§ **Assigned task**
For this exercise, copy each line of the records that contains the word "Interphase".
══ Material to process
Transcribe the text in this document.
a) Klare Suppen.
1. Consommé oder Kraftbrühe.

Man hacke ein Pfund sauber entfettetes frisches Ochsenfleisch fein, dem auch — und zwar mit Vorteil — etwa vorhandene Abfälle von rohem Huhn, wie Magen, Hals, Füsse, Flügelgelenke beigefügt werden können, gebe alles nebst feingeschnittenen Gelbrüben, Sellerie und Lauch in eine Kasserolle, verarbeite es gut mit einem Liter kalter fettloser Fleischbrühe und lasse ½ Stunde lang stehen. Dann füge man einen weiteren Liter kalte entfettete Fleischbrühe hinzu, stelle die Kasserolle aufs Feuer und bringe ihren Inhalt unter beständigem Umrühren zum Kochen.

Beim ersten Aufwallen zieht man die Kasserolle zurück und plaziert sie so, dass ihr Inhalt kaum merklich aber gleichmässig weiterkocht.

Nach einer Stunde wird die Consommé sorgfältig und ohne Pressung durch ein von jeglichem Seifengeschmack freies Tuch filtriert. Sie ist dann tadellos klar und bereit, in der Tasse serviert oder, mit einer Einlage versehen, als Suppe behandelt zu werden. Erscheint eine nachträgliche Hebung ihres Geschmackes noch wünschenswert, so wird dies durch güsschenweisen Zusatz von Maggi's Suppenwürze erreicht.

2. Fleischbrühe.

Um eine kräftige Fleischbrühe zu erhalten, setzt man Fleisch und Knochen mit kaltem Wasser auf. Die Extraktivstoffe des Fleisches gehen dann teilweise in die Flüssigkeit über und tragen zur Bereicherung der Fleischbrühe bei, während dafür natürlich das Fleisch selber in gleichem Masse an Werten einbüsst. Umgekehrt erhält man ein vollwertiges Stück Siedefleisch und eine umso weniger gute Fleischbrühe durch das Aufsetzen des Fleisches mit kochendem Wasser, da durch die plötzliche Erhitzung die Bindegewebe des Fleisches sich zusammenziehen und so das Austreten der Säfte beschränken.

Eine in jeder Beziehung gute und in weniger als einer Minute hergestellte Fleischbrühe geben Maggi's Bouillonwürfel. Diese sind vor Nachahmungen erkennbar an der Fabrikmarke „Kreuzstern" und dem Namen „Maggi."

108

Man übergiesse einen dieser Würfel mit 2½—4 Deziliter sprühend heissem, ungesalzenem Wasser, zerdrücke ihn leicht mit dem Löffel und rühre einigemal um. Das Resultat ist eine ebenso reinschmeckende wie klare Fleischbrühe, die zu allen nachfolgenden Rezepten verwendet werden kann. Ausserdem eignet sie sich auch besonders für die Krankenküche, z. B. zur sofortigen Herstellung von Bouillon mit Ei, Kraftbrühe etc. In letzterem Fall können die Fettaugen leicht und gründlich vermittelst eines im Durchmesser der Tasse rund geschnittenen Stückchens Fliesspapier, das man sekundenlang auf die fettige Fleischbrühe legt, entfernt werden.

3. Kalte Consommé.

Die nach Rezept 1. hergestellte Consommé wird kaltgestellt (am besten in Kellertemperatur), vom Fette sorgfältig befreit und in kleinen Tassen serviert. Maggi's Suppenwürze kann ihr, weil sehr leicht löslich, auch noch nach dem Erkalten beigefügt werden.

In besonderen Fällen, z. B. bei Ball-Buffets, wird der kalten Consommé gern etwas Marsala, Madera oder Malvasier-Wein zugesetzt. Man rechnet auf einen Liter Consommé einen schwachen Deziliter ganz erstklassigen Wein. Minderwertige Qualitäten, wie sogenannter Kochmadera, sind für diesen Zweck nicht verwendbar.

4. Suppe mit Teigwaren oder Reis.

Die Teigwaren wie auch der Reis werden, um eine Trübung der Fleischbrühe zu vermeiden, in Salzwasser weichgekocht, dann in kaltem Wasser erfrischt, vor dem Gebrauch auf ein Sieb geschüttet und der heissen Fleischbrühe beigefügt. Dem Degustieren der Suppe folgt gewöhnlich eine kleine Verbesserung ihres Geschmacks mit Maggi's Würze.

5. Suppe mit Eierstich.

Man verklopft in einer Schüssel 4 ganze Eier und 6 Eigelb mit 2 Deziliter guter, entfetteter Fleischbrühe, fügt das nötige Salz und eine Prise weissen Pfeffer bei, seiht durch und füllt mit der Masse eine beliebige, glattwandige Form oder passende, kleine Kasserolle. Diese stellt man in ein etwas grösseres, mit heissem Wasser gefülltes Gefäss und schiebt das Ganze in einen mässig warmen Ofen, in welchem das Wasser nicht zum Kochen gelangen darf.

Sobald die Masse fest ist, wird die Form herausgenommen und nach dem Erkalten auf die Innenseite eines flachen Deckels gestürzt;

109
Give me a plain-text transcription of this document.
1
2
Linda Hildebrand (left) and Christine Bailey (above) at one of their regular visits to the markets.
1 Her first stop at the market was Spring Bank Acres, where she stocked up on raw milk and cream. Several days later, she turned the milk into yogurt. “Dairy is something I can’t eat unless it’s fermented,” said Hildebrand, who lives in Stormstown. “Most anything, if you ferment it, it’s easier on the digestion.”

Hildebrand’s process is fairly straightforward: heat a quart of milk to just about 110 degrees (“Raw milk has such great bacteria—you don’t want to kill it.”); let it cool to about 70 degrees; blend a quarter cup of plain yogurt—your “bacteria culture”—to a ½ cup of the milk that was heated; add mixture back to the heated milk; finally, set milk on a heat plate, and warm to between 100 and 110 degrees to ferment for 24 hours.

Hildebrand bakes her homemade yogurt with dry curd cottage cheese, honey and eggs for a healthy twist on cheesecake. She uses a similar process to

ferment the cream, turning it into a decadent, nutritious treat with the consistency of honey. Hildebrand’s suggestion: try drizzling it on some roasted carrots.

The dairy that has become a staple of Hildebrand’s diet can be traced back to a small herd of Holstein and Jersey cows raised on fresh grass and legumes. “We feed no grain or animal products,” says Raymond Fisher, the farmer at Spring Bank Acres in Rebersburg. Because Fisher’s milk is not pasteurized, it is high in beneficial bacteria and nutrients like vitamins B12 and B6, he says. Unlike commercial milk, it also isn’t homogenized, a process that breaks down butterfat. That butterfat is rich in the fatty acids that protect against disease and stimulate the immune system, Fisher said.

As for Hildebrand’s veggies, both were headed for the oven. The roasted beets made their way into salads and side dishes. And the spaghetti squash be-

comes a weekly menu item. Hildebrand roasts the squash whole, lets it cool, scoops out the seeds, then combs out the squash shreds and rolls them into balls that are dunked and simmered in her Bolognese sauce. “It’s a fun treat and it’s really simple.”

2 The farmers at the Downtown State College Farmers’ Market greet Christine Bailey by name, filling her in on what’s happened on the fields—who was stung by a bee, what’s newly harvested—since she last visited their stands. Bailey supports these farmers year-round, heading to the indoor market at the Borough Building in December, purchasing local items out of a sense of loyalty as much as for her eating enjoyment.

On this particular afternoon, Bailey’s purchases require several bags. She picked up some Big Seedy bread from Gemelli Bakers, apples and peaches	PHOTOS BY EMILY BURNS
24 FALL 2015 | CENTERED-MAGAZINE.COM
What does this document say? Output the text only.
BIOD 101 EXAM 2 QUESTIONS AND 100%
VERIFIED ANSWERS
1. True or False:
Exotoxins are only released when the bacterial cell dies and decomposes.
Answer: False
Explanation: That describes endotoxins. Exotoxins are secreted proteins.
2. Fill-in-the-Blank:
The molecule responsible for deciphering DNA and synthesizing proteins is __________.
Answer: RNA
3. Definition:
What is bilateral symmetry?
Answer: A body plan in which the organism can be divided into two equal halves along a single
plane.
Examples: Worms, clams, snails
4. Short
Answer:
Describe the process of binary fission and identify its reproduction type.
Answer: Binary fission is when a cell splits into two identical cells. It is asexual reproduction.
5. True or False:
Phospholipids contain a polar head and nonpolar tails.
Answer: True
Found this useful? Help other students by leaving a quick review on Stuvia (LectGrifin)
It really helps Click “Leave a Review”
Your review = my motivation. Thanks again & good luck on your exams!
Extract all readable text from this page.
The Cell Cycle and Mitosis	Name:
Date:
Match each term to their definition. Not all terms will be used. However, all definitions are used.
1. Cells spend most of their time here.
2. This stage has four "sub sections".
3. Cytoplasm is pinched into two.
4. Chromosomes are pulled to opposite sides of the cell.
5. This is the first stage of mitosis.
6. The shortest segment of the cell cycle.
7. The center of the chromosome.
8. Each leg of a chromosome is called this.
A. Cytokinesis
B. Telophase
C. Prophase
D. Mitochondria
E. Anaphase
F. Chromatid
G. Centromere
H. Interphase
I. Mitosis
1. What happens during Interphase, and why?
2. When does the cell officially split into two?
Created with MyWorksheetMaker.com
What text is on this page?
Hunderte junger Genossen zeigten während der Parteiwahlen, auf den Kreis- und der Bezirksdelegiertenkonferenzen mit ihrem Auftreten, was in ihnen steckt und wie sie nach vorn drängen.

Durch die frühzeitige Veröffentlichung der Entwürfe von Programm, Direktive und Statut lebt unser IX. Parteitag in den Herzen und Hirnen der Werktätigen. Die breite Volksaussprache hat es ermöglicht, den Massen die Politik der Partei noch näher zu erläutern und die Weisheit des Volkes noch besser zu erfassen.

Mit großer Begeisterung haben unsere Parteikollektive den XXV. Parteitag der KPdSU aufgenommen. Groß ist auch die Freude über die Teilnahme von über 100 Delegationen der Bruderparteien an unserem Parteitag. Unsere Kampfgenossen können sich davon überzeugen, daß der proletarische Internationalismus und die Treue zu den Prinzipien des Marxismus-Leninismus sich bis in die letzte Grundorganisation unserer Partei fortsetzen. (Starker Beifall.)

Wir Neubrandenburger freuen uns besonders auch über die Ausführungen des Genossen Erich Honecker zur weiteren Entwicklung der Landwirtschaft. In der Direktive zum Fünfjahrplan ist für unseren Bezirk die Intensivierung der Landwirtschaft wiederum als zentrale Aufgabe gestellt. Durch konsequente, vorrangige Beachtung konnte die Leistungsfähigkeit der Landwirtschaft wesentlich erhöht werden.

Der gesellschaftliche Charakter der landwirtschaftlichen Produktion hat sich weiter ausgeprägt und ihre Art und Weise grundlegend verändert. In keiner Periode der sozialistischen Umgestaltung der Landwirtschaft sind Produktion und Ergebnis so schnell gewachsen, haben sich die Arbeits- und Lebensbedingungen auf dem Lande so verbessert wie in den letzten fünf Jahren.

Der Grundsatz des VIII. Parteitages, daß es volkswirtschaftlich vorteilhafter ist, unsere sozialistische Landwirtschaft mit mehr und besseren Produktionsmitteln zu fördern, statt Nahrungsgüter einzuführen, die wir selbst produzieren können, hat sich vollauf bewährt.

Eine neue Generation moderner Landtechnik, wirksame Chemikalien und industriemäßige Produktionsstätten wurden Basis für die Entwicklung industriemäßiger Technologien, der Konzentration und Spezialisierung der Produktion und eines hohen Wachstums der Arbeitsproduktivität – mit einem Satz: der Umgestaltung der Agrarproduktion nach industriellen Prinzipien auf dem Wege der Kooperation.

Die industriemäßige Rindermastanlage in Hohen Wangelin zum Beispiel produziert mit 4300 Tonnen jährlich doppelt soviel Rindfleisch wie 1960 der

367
════
§ **Exercise output**
H. Interphase
1. What happens during Interphase, and why?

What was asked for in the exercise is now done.